** start Task material **

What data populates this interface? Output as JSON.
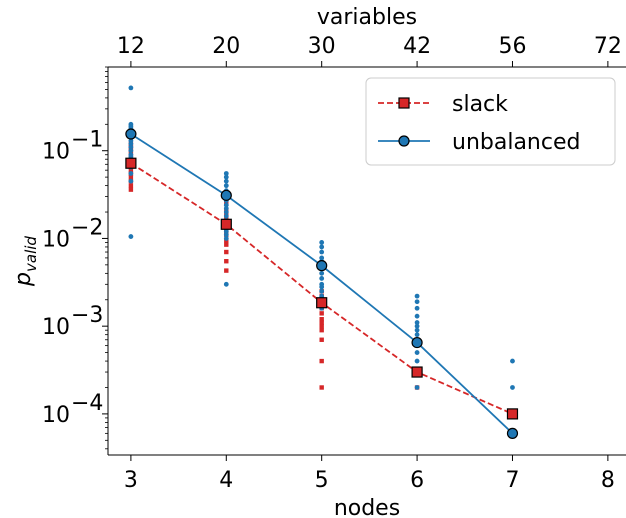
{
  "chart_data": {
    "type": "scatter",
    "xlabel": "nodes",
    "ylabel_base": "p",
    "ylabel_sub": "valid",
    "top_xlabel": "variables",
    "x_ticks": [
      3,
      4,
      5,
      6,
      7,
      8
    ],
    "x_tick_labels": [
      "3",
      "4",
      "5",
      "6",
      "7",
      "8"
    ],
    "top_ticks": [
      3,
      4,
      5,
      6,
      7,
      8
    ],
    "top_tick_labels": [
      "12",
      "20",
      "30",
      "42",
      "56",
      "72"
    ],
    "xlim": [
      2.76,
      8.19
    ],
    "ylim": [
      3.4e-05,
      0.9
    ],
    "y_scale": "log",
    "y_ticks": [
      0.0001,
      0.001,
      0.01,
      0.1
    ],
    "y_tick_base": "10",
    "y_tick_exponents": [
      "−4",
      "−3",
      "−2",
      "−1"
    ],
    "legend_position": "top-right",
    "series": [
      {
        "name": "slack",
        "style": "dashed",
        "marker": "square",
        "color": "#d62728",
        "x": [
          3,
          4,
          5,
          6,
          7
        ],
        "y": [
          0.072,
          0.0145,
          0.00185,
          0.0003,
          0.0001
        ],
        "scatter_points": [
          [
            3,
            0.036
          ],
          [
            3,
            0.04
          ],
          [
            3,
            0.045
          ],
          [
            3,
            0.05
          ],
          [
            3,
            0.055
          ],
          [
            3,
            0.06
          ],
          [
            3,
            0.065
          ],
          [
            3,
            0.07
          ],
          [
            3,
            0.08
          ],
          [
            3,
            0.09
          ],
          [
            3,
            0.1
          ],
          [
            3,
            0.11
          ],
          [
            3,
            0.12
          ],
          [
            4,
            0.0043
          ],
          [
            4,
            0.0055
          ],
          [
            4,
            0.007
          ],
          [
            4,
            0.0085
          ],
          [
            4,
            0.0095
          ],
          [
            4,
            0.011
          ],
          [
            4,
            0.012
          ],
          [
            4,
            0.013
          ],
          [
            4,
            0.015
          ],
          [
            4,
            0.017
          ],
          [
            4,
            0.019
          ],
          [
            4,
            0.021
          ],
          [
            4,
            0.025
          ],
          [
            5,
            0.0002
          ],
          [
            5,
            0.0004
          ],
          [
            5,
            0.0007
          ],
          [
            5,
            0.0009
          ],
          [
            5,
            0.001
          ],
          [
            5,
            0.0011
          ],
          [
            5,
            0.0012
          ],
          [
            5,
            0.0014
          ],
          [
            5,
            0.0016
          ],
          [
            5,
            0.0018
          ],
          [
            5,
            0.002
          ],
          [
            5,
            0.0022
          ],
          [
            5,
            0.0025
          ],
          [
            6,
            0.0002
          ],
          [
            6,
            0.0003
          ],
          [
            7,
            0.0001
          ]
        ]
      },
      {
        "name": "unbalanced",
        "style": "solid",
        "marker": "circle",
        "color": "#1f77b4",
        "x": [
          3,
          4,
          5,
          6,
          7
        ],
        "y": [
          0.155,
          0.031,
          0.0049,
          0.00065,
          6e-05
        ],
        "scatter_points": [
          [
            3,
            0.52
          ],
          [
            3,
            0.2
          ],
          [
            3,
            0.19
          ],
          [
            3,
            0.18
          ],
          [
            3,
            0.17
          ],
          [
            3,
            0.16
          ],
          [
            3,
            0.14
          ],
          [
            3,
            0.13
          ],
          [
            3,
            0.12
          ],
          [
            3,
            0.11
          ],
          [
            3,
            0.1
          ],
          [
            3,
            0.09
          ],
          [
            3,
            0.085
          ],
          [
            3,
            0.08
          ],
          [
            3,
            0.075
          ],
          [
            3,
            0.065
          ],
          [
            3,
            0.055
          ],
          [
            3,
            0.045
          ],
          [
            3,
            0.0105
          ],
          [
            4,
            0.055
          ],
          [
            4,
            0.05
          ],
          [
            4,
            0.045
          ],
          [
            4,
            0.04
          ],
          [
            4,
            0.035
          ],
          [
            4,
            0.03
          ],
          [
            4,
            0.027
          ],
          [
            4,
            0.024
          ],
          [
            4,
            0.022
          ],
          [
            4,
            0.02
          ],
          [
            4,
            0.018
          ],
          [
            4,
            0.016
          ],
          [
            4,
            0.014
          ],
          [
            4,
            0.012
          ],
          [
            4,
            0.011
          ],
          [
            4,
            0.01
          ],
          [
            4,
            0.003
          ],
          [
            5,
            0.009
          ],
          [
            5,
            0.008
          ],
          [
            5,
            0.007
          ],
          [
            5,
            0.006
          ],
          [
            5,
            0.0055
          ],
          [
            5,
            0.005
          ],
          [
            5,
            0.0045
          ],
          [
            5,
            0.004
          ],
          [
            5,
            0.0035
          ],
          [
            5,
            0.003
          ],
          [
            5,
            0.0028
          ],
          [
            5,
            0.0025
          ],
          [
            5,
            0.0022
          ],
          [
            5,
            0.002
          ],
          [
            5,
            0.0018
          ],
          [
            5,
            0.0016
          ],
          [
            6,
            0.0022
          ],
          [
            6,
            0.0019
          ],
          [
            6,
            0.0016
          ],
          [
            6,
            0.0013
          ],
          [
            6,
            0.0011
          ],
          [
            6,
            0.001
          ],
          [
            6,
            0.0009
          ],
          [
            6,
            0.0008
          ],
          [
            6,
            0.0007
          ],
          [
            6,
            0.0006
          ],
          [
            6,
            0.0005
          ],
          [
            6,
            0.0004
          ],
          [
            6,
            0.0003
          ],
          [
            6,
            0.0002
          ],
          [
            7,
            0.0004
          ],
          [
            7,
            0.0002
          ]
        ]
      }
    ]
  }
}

** end Task material **

**Task instructions:** Return the material word for word. Pictures are not part of the copy.

**Written answer:**
What data populates this interface? Output as JSON.
{
  "chart_data": {
    "type": "scatter",
    "xlabel": "nodes",
    "ylabel_base": "p",
    "ylabel_sub": "valid",
    "top_xlabel": "variables",
    "x_ticks": [
      3,
      4,
      5,
      6,
      7,
      8
    ],
    "x_tick_labels": [
      "3",
      "4",
      "5",
      "6",
      "7",
      "8"
    ],
    "top_ticks": [
      3,
      4,
      5,
      6,
      7,
      8
    ],
    "top_tick_labels": [
      "12",
      "20",
      "30",
      "42",
      "56",
      "72"
    ],
    "xlim": [
      2.76,
      8.19
    ],
    "ylim": [
      3.4e-05,
      0.9
    ],
    "y_scale": "log",
    "y_ticks": [
      0.0001,
      0.001,
      0.01,
      0.1
    ],
    "y_tick_base": "10",
    "y_tick_exponents": [
      "−4",
      "−3",
      "−2",
      "−1"
    ],
    "legend_position": "top-right",
    "series": [
      {
        "name": "slack",
        "style": "dashed",
        "marker": "square",
        "color": "#d62728",
        "x": [
          3,
          4,
          5,
          6,
          7
        ],
        "y": [
          0.072,
          0.0145,
          0.00185,
          0.0003,
          0.0001
        ],
        "scatter_points": [
          [
            3,
            0.036
          ],
          [
            3,
            0.04
          ],
          [
            3,
            0.045
          ],
          [
            3,
            0.05
          ],
          [
            3,
            0.055
          ],
          [
            3,
            0.06
          ],
          [
            3,
            0.065
          ],
          [
            3,
            0.07
          ],
          [
            3,
            0.08
          ],
          [
            3,
            0.09
          ],
          [
            3,
            0.1
          ],
          [
            3,
            0.11
          ],
          [
            3,
            0.12
          ],
          [
            4,
            0.0043
          ],
          [
            4,
            0.0055
          ],
          [
            4,
            0.007
          ],
          [
            4,
            0.0085
          ],
          [
            4,
            0.0095
          ],
          [
            4,
            0.011
          ],
          [
            4,
            0.012
          ],
          [
            4,
            0.013
          ],
          [
            4,
            0.015
          ],
          [
            4,
            0.017
          ],
          [
            4,
            0.019
          ],
          [
            4,
            0.021
          ],
          [
            4,
            0.025
          ],
          [
            5,
            0.0002
          ],
          [
            5,
            0.0004
          ],
          [
            5,
            0.0007
          ],
          [
            5,
            0.0009
          ],
          [
            5,
            0.001
          ],
          [
            5,
            0.0011
          ],
          [
            5,
            0.0012
          ],
          [
            5,
            0.0014
          ],
          [
            5,
            0.0016
          ],
          [
            5,
            0.0018
          ],
          [
            5,
            0.002
          ],
          [
            5,
            0.0022
          ],
          [
            5,
            0.0025
          ],
          [
            6,
            0.0002
          ],
          [
            6,
            0.0003
          ],
          [
            7,
            0.0001
          ]
        ]
      },
      {
        "name": "unbalanced",
        "style": "solid",
        "marker": "circle",
        "color": "#1f77b4",
        "x": [
          3,
          4,
          5,
          6,
          7
        ],
        "y": [
          0.155,
          0.031,
          0.0049,
          0.00065,
          6e-05
        ],
        "scatter_points": [
          [
            3,
            0.52
          ],
          [
            3,
            0.2
          ],
          [
            3,
            0.19
          ],
          [
            3,
            0.18
          ],
          [
            3,
            0.17
          ],
          [
            3,
            0.16
          ],
          [
            3,
            0.14
          ],
          [
            3,
            0.13
          ],
          [
            3,
            0.12
          ],
          [
            3,
            0.11
          ],
          [
            3,
            0.1
          ],
          [
            3,
            0.09
          ],
          [
            3,
            0.085
          ],
          [
            3,
            0.08
          ],
          [
            3,
            0.075
          ],
          [
            3,
            0.065
          ],
          [
            3,
            0.055
          ],
          [
            3,
            0.045
          ],
          [
            3,
            0.0105
          ],
          [
            4,
            0.055
          ],
          [
            4,
            0.05
          ],
          [
            4,
            0.045
          ],
          [
            4,
            0.04
          ],
          [
            4,
            0.035
          ],
          [
            4,
            0.03
          ],
          [
            4,
            0.027
          ],
          [
            4,
            0.024
          ],
          [
            4,
            0.022
          ],
          [
            4,
            0.02
          ],
          [
            4,
            0.018
          ],
          [
            4,
            0.016
          ],
          [
            4,
            0.014
          ],
          [
            4,
            0.012
          ],
          [
            4,
            0.011
          ],
          [
            4,
            0.01
          ],
          [
            4,
            0.003
          ],
          [
            5,
            0.009
          ],
          [
            5,
            0.008
          ],
          [
            5,
            0.007
          ],
          [
            5,
            0.006
          ],
          [
            5,
            0.0055
          ],
          [
            5,
            0.005
          ],
          [
            5,
            0.0045
          ],
          [
            5,
            0.004
          ],
          [
            5,
            0.0035
          ],
          [
            5,
            0.003
          ],
          [
            5,
            0.0028
          ],
          [
            5,
            0.0025
          ],
          [
            5,
            0.0022
          ],
          [
            5,
            0.002
          ],
          [
            5,
            0.0018
          ],
          [
            5,
            0.0016
          ],
          [
            6,
            0.0022
          ],
          [
            6,
            0.0019
          ],
          [
            6,
            0.0016
          ],
          [
            6,
            0.0013
          ],
          [
            6,
            0.0011
          ],
          [
            6,
            0.001
          ],
          [
            6,
            0.0009
          ],
          [
            6,
            0.0008
          ],
          [
            6,
            0.0007
          ],
          [
            6,
            0.0006
          ],
          [
            6,
            0.0005
          ],
          [
            6,
            0.0004
          ],
          [
            6,
            0.0003
          ],
          [
            6,
            0.0002
          ],
          [
            7,
            0.0004
          ],
          [
            7,
            0.0002
          ]
        ]
      }
    ]
  }
}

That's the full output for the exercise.